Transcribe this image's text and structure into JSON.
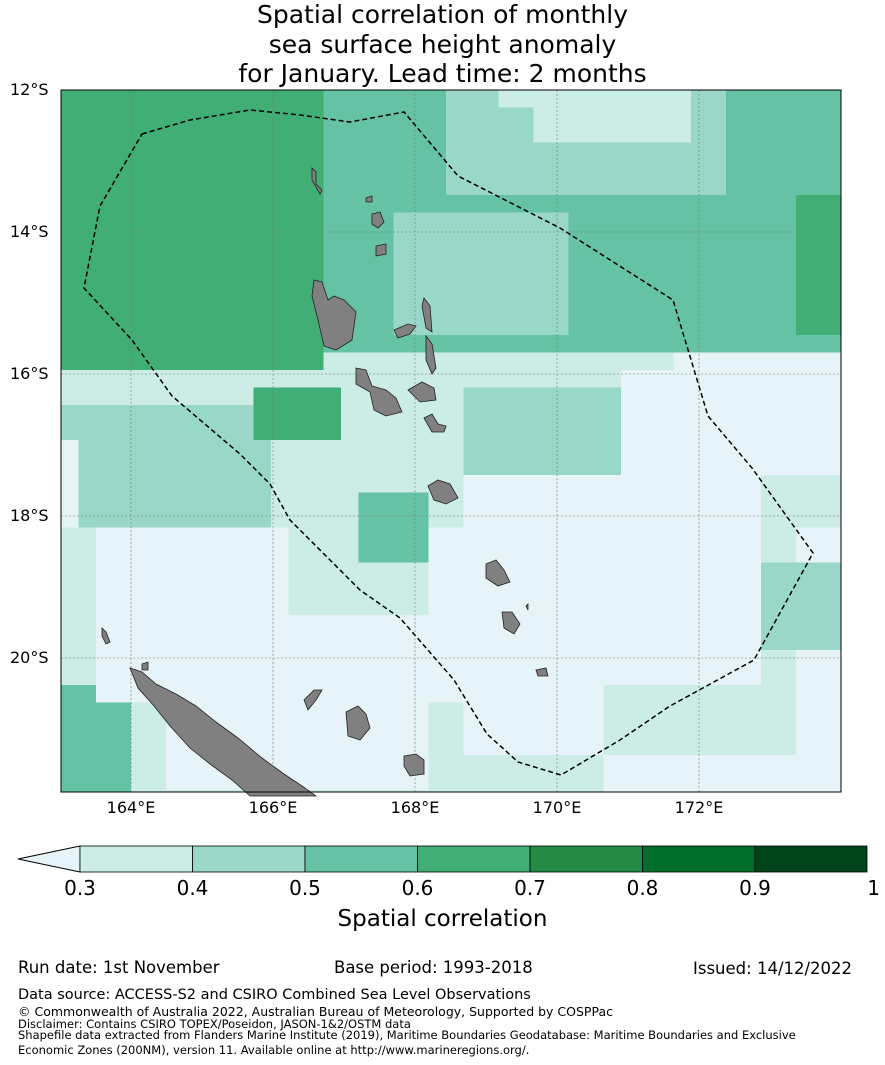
{
  "title": {
    "line1": "Spatial correlation of monthly",
    "line2": "sea surface height anomaly",
    "line3": "for January. Lead time: 2 months"
  },
  "map": {
    "lat_labels": [
      "12°S",
      "14°S",
      "16°S",
      "18°S",
      "20°S"
    ],
    "lon_labels": [
      "164°E",
      "166°E",
      "168°E",
      "170°E",
      "172°E"
    ],
    "extent": {
      "lon_min": 163.0,
      "lon_max": 174.0,
      "lat_min": -21.9,
      "lat_max": -12.0
    }
  },
  "colorbar": {
    "title": "Spatial correlation",
    "ticks": [
      "0.3",
      "0.4",
      "0.5",
      "0.6",
      "0.7",
      "0.8",
      "0.9",
      "1"
    ],
    "colors": {
      "below": "#e6f4f9",
      "c1": "#ccece6",
      "c2": "#99d8c9",
      "c3": "#66c2a4",
      "c4": "#41ae76",
      "c5": "#238b45",
      "c6": "#006d2c",
      "c7": "#00441b"
    }
  },
  "footer": {
    "run_date": "Run date: 1st November",
    "base_period": "Base period: 1993-2018",
    "issued": "Issued: 14/12/2022",
    "data_source": "Data source: ACCESS-S2 and CSIRO Combined Sea Level Observations",
    "copyright": "© Commonwealth of Australia 2022, Australian Bureau of Meteorology, Supported by COSPPac",
    "disclaimer": "Disclaimer: Contains CSIRO TOPEX/Poseidon, JASON-1&2/OSTM data",
    "shapefile1": "Shapefile data extracted from Flanders Marine Institute (2019), Maritime Boundaries Geodatabase: Maritime Boundaries and Exclusive",
    "shapefile2": "Economic Zones (200NM), version 11. Available online at http://www.marineregions.org/."
  }
}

WRITTEN REQUEST ->
Keep the pictures out of the copy and return the rest of the data above exactly.

RESULT OF THE TASK ->
Transcribe this image's text and structure into JSON.
{
  "title": {
    "line1": "Spatial correlation of monthly",
    "line2": "sea surface height anomaly",
    "line3": "for January. Lead time: 2 months"
  },
  "map": {
    "lat_labels": [
      "12°S",
      "14°S",
      "16°S",
      "18°S",
      "20°S"
    ],
    "lon_labels": [
      "164°E",
      "166°E",
      "168°E",
      "170°E",
      "172°E"
    ],
    "extent": {
      "lon_min": 163.0,
      "lon_max": 174.0,
      "lat_min": -21.9,
      "lat_max": -12.0
    }
  },
  "colorbar": {
    "title": "Spatial correlation",
    "ticks": [
      "0.3",
      "0.4",
      "0.5",
      "0.6",
      "0.7",
      "0.8",
      "0.9",
      "1"
    ],
    "colors": {
      "below": "#e6f4f9",
      "c1": "#ccece6",
      "c2": "#99d8c9",
      "c3": "#66c2a4",
      "c4": "#41ae76",
      "c5": "#238b45",
      "c6": "#006d2c",
      "c7": "#00441b"
    }
  },
  "footer": {
    "run_date": "Run date: 1st November",
    "base_period": "Base period: 1993-2018",
    "issued": "Issued: 14/12/2022",
    "data_source": "Data source: ACCESS-S2 and CSIRO Combined Sea Level Observations",
    "copyright": "© Commonwealth of Australia 2022, Australian Bureau of Meteorology, Supported by COSPPac",
    "disclaimer": "Disclaimer: Contains CSIRO TOPEX/Poseidon, JASON-1&2/OSTM data",
    "shapefile1": "Shapefile data extracted from Flanders Marine Institute (2019), Maritime Boundaries Geodatabase: Maritime Boundaries and Exclusive",
    "shapefile2": "Economic Zones (200NM), version 11. Available online at http://www.marineregions.org/."
  }
}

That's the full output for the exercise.